┌──

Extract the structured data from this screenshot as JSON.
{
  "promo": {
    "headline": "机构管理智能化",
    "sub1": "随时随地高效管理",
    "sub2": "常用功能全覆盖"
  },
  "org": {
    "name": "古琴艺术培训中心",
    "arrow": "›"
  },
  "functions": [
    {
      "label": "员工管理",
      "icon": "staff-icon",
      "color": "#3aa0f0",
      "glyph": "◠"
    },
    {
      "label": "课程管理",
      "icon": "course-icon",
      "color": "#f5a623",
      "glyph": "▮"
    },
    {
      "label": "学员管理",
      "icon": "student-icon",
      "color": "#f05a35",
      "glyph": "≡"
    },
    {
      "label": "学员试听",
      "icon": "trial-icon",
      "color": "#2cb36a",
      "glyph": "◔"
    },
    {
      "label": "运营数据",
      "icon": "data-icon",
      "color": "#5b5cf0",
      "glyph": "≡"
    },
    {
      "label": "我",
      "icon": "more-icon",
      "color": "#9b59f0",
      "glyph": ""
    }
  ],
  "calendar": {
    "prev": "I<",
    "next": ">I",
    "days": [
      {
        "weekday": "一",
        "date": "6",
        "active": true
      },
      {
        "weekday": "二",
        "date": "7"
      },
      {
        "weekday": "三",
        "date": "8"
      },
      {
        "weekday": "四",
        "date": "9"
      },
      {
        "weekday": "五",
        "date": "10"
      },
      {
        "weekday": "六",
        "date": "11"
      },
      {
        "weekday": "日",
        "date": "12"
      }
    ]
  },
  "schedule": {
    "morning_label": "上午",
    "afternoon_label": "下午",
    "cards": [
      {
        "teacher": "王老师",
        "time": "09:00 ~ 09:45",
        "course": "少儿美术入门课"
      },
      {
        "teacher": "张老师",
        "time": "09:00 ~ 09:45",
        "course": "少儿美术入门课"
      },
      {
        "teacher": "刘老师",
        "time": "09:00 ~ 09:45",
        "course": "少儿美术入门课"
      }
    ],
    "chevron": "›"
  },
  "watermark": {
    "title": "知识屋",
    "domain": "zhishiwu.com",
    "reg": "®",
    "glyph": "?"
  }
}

└──
┌──

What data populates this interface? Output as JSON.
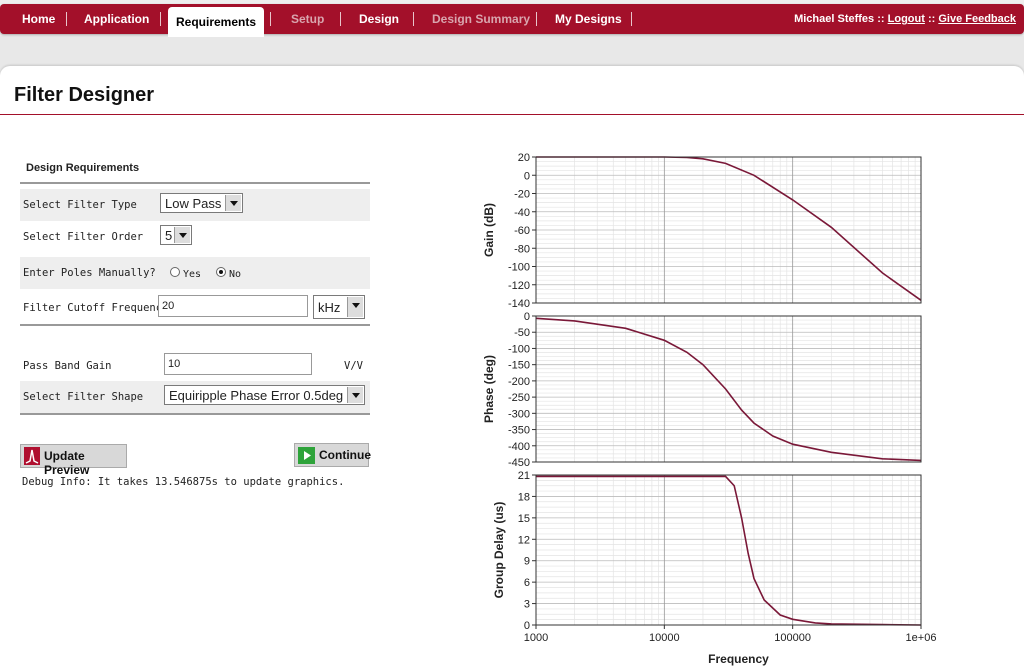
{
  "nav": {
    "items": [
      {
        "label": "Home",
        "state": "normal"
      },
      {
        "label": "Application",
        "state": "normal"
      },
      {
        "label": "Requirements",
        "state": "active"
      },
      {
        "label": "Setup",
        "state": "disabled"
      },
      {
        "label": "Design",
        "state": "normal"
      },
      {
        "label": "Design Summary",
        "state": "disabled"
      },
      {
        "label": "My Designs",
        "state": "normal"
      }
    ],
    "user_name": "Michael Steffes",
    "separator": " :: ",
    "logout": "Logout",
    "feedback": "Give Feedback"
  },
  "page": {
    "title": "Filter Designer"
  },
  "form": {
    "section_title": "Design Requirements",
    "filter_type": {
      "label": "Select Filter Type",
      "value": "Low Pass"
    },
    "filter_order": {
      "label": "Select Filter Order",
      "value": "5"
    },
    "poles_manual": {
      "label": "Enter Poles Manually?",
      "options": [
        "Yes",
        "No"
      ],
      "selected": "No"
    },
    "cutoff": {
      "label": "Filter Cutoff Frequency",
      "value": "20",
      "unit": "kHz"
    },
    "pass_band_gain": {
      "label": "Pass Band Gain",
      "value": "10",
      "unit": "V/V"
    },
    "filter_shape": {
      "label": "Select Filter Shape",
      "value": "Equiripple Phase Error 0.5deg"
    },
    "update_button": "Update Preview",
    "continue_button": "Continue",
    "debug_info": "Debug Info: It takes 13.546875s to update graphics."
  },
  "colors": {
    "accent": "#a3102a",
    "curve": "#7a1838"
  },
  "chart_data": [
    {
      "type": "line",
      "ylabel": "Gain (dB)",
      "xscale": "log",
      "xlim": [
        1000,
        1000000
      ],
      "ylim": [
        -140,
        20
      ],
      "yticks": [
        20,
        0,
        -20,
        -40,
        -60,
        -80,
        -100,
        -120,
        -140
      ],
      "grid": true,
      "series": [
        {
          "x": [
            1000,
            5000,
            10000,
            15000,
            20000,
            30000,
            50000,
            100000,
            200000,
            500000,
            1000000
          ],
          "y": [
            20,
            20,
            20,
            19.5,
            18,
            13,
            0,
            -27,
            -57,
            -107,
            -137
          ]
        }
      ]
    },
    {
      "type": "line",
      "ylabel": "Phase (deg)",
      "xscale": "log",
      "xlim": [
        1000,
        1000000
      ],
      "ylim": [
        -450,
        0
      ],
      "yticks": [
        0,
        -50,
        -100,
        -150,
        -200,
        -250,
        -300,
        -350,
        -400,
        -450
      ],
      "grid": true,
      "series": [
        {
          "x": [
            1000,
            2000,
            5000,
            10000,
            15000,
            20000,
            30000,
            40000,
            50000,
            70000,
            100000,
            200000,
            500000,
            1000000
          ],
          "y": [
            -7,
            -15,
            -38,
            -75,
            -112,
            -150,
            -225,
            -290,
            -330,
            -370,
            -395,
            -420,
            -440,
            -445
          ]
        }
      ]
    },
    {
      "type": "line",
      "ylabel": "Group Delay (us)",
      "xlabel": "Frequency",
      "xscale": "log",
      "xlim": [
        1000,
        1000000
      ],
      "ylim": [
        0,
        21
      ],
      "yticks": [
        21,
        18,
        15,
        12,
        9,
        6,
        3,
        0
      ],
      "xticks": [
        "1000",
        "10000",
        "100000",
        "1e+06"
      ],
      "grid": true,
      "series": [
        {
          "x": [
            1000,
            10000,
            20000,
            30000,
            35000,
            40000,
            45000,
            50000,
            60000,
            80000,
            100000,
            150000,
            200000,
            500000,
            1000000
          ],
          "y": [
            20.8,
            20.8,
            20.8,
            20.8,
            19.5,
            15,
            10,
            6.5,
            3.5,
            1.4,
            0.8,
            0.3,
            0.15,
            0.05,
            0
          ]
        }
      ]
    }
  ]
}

└──

* **To be done**
Every line in the data above that contains "icon" needs to be copied.

* **Correct answer**
      "icon": "staff-icon",
      "icon": "course-icon",
      "icon": "student-icon",
      "icon": "trial-icon",
      "icon": "data-icon",
      "icon": "more-icon",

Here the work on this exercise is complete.